▶ _Description of the task_
From the listing that follows, output everything exactly except the pictures.

---*---

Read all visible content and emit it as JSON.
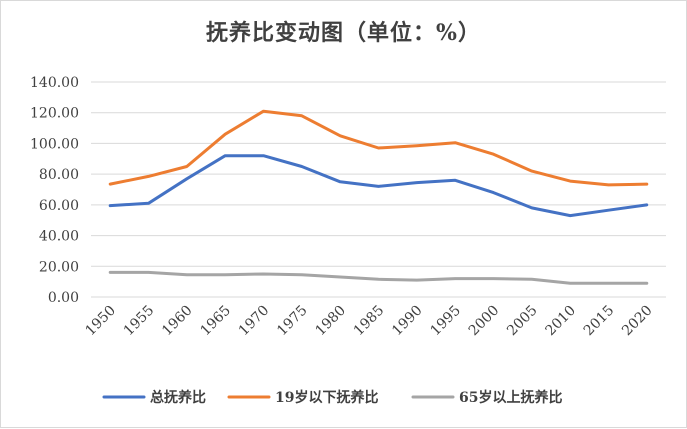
{
  "chart_data": {
    "type": "line",
    "title": "抚养比变动图（单位：%）",
    "xlabel": "",
    "ylabel": "",
    "x": [
      "1950",
      "1955",
      "1960",
      "1965",
      "1970",
      "1975",
      "1980",
      "1985",
      "1990",
      "1995",
      "2000",
      "2005",
      "2010",
      "2015",
      "2020"
    ],
    "ylim": [
      0,
      140
    ],
    "yticks": [
      "0.00",
      "20.00",
      "40.00",
      "60.00",
      "80.00",
      "100.00",
      "120.00",
      "140.00"
    ],
    "grid": "horizontal",
    "legend_position": "bottom",
    "series": [
      {
        "name": "总抚养比",
        "color": "#4472C4",
        "values": [
          59.5,
          61,
          77,
          92,
          92,
          85,
          75,
          72,
          74.5,
          76,
          68,
          58,
          53,
          56.5,
          60
        ]
      },
      {
        "name": "19岁以下抚养比",
        "color": "#ED7D31",
        "values": [
          73.5,
          78.5,
          85,
          106,
          121,
          118,
          105,
          97,
          98.5,
          100.5,
          93,
          82,
          75.5,
          73,
          73.5
        ]
      },
      {
        "name": "65岁以上抚养比",
        "color": "#A5A5A5",
        "values": [
          16,
          16,
          14.5,
          14.5,
          15,
          14.5,
          13,
          11.5,
          11,
          12,
          12,
          11.5,
          9,
          9,
          9
        ]
      }
    ]
  }
}
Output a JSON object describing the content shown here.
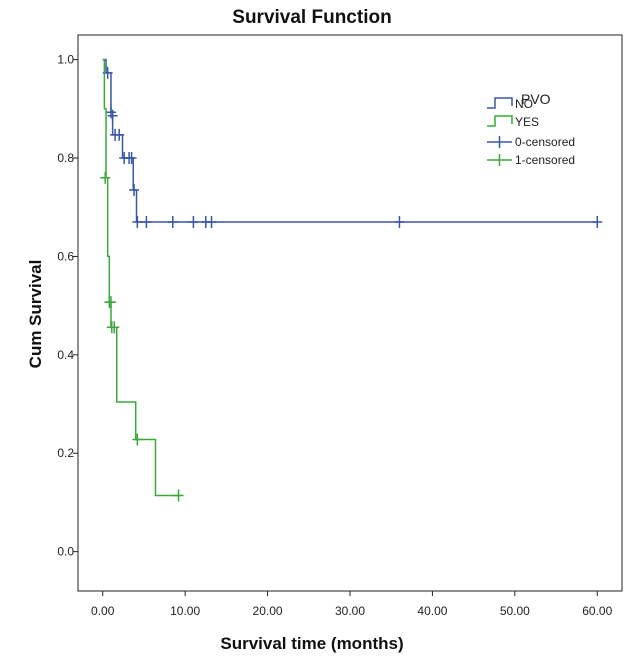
{
  "chart_data": {
    "type": "line",
    "title": "Survival Function",
    "xlabel": "Survival time (months)",
    "ylabel": "Cum Survival",
    "xlim": [
      -3,
      63
    ],
    "ylim": [
      -0.08,
      1.05
    ],
    "x_ticks": [
      "0.00",
      "10.00",
      "20.00",
      "30.00",
      "40.00",
      "50.00",
      "60.00"
    ],
    "y_ticks": [
      "0.0",
      "0.2",
      "0.4",
      "0.6",
      "0.8",
      "1.0"
    ],
    "legend": {
      "title": "PVO",
      "position": "top-right",
      "entries": [
        "NO",
        "YES",
        "0-censored",
        "1-censored"
      ]
    },
    "series": [
      {
        "name": "NO",
        "color": "#3a56a8",
        "steps": [
          [
            0,
            1.0
          ],
          [
            0.4,
            0.973
          ],
          [
            1.0,
            0.893
          ],
          [
            1.2,
            0.847
          ],
          [
            2.4,
            0.8
          ],
          [
            3.7,
            0.735
          ],
          [
            4.1,
            0.67
          ],
          [
            60,
            0.67
          ]
        ],
        "censored": [
          [
            0.6,
            0.973
          ],
          [
            1.0,
            0.893
          ],
          [
            1.2,
            0.886
          ],
          [
            1.5,
            0.847
          ],
          [
            2.0,
            0.847
          ],
          [
            2.6,
            0.8
          ],
          [
            3.2,
            0.8
          ],
          [
            3.5,
            0.8
          ],
          [
            3.8,
            0.735
          ],
          [
            4.2,
            0.67
          ],
          [
            5.3,
            0.67
          ],
          [
            8.5,
            0.67
          ],
          [
            11.0,
            0.67
          ],
          [
            12.5,
            0.67
          ],
          [
            13.2,
            0.67
          ],
          [
            36.0,
            0.67
          ],
          [
            60.0,
            0.67
          ]
        ]
      },
      {
        "name": "YES",
        "color": "#3aa83a",
        "steps": [
          [
            0,
            1.0
          ],
          [
            0.2,
            0.9
          ],
          [
            0.4,
            0.76
          ],
          [
            0.6,
            0.6
          ],
          [
            0.8,
            0.507
          ],
          [
            1.0,
            0.456
          ],
          [
            1.7,
            0.304
          ],
          [
            4.0,
            0.228
          ],
          [
            6.4,
            0.114
          ],
          [
            9.3,
            0.114
          ]
        ],
        "censored": [
          [
            0.3,
            0.76
          ],
          [
            0.8,
            0.507
          ],
          [
            1.0,
            0.507
          ],
          [
            1.1,
            0.456
          ],
          [
            1.4,
            0.456
          ],
          [
            4.2,
            0.228
          ],
          [
            9.2,
            0.114
          ]
        ]
      }
    ]
  }
}
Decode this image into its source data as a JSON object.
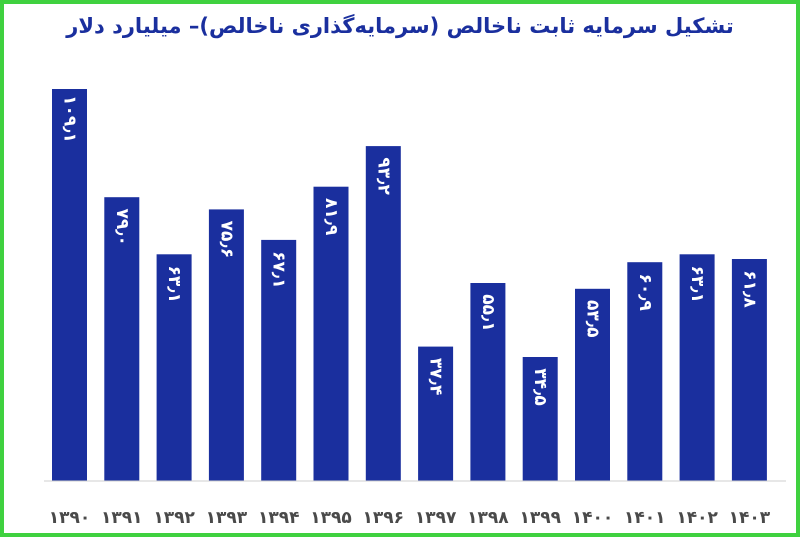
{
  "chart_data": {
    "type": "bar",
    "title": "تشکیل سرمایه ثابت ناخالص (سرمایه‌گذاری ناخالص)– میلیارد دلار",
    "categories": [
      "۱۳۹۰",
      "۱۳۹۱",
      "۱۳۹۲",
      "۱۳۹۳",
      "۱۳۹۴",
      "۱۳۹۵",
      "۱۳۹۶",
      "۱۳۹۷",
      "۱۳۹۸",
      "۱۳۹۹",
      "۱۴۰۰",
      "۱۴۰۱",
      "۱۴۰۲",
      "۱۴۰۳"
    ],
    "values": [
      109.1,
      79.0,
      63.1,
      75.6,
      67.1,
      81.9,
      93.2,
      37.4,
      55.1,
      34.5,
      53.5,
      60.9,
      63.1,
      61.8
    ],
    "value_labels": [
      "۱۰۹٫۱",
      "۷۹٫۰",
      "۶۳٫۱",
      "۷۵٫۶",
      "۶۷٫۱",
      "۸۱٫۹",
      "۹۳٫۲",
      "۳۷٫۴",
      "۵۵٫۱",
      "۳۴٫۵",
      "۵۳٫۵",
      "۶۰٫۹",
      "۶۳٫۱",
      "۶۱٫۸"
    ],
    "ylim": [
      0,
      109.1
    ],
    "grid": false,
    "legend": "none",
    "bar_color": "#1a2f9e",
    "title_color": "#1a2f9e",
    "border_color": "#3fd13f"
  }
}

---*---

▶ _Problem solution_
Read all visible content and emit it as JSON.
{
  "chart_data": {
    "type": "line",
    "title": "抚养比变动图（单位：%）",
    "xlabel": "",
    "ylabel": "",
    "x": [
      "1950",
      "1955",
      "1960",
      "1965",
      "1970",
      "1975",
      "1980",
      "1985",
      "1990",
      "1995",
      "2000",
      "2005",
      "2010",
      "2015",
      "2020"
    ],
    "ylim": [
      0,
      140
    ],
    "yticks": [
      "0.00",
      "20.00",
      "40.00",
      "60.00",
      "80.00",
      "100.00",
      "120.00",
      "140.00"
    ],
    "grid": "horizontal",
    "legend_position": "bottom",
    "series": [
      {
        "name": "总抚养比",
        "color": "#4472C4",
        "values": [
          59.5,
          61,
          77,
          92,
          92,
          85,
          75,
          72,
          74.5,
          76,
          68,
          58,
          53,
          56.5,
          60
        ]
      },
      {
        "name": "19岁以下抚养比",
        "color": "#ED7D31",
        "values": [
          73.5,
          78.5,
          85,
          106,
          121,
          118,
          105,
          97,
          98.5,
          100.5,
          93,
          82,
          75.5,
          73,
          73.5
        ]
      },
      {
        "name": "65岁以上抚养比",
        "color": "#A5A5A5",
        "values": [
          16,
          16,
          14.5,
          14.5,
          15,
          14.5,
          13,
          11.5,
          11,
          12,
          12,
          11.5,
          9,
          9,
          9
        ]
      }
    ]
  }
}
Output a JSON object describing the content shown here.
{
  "chart_data": {
    "type": "line",
    "title": "Survival Function",
    "xlabel": "Survival time (months)",
    "ylabel": "Cum Survival",
    "xlim": [
      -3,
      63
    ],
    "ylim": [
      -0.08,
      1.05
    ],
    "x_ticks": [
      "0.00",
      "10.00",
      "20.00",
      "30.00",
      "40.00",
      "50.00",
      "60.00"
    ],
    "y_ticks": [
      "0.0",
      "0.2",
      "0.4",
      "0.6",
      "0.8",
      "1.0"
    ],
    "legend": {
      "title": "PVO",
      "position": "top-right",
      "entries": [
        "NO",
        "YES",
        "0-censored",
        "1-censored"
      ]
    },
    "series": [
      {
        "name": "NO",
        "color": "#3a56a8",
        "steps": [
          [
            0,
            1.0
          ],
          [
            0.4,
            0.973
          ],
          [
            1.0,
            0.893
          ],
          [
            1.2,
            0.847
          ],
          [
            2.4,
            0.8
          ],
          [
            3.7,
            0.735
          ],
          [
            4.1,
            0.67
          ],
          [
            60,
            0.67
          ]
        ],
        "censored": [
          [
            0.6,
            0.973
          ],
          [
            1.0,
            0.893
          ],
          [
            1.2,
            0.886
          ],
          [
            1.5,
            0.847
          ],
          [
            2.0,
            0.847
          ],
          [
            2.6,
            0.8
          ],
          [
            3.2,
            0.8
          ],
          [
            3.5,
            0.8
          ],
          [
            3.8,
            0.735
          ],
          [
            4.2,
            0.67
          ],
          [
            5.3,
            0.67
          ],
          [
            8.5,
            0.67
          ],
          [
            11.0,
            0.67
          ],
          [
            12.5,
            0.67
          ],
          [
            13.2,
            0.67
          ],
          [
            36.0,
            0.67
          ],
          [
            60.0,
            0.67
          ]
        ]
      },
      {
        "name": "YES",
        "color": "#3aa83a",
        "steps": [
          [
            0,
            1.0
          ],
          [
            0.2,
            0.9
          ],
          [
            0.4,
            0.76
          ],
          [
            0.6,
            0.6
          ],
          [
            0.8,
            0.507
          ],
          [
            1.0,
            0.456
          ],
          [
            1.7,
            0.304
          ],
          [
            4.0,
            0.228
          ],
          [
            6.4,
            0.114
          ],
          [
            9.3,
            0.114
          ]
        ],
        "censored": [
          [
            0.3,
            0.76
          ],
          [
            0.8,
            0.507
          ],
          [
            1.0,
            0.507
          ],
          [
            1.1,
            0.456
          ],
          [
            1.4,
            0.456
          ],
          [
            4.2,
            0.228
          ],
          [
            9.2,
            0.114
          ]
        ]
      }
    ]
  }
}
Decode this image into its source data as a JSON object.
{
  "chart_data": {
    "type": "bar",
    "title": "تشکیل سرمایه ثابت ناخالص (سرمایه‌گذاری ناخالص)– میلیارد دلار",
    "categories": [
      "۱۳۹۰",
      "۱۳۹۱",
      "۱۳۹۲",
      "۱۳۹۳",
      "۱۳۹۴",
      "۱۳۹۵",
      "۱۳۹۶",
      "۱۳۹۷",
      "۱۳۹۸",
      "۱۳۹۹",
      "۱۴۰۰",
      "۱۴۰۱",
      "۱۴۰۲",
      "۱۴۰۳"
    ],
    "values": [
      109.1,
      79.0,
      63.1,
      75.6,
      67.1,
      81.9,
      93.2,
      37.4,
      55.1,
      34.5,
      53.5,
      60.9,
      63.1,
      61.8
    ],
    "value_labels": [
      "۱۰۹٫۱",
      "۷۹٫۰",
      "۶۳٫۱",
      "۷۵٫۶",
      "۶۷٫۱",
      "۸۱٫۹",
      "۹۳٫۲",
      "۳۷٫۴",
      "۵۵٫۱",
      "۳۴٫۵",
      "۵۳٫۵",
      "۶۰٫۹",
      "۶۳٫۱",
      "۶۱٫۸"
    ],
    "ylim": [
      0,
      109.1
    ],
    "grid": false,
    "legend": "none",
    "bar_color": "#1a2f9e",
    "title_color": "#1a2f9e",
    "border_color": "#3fd13f"
  }
}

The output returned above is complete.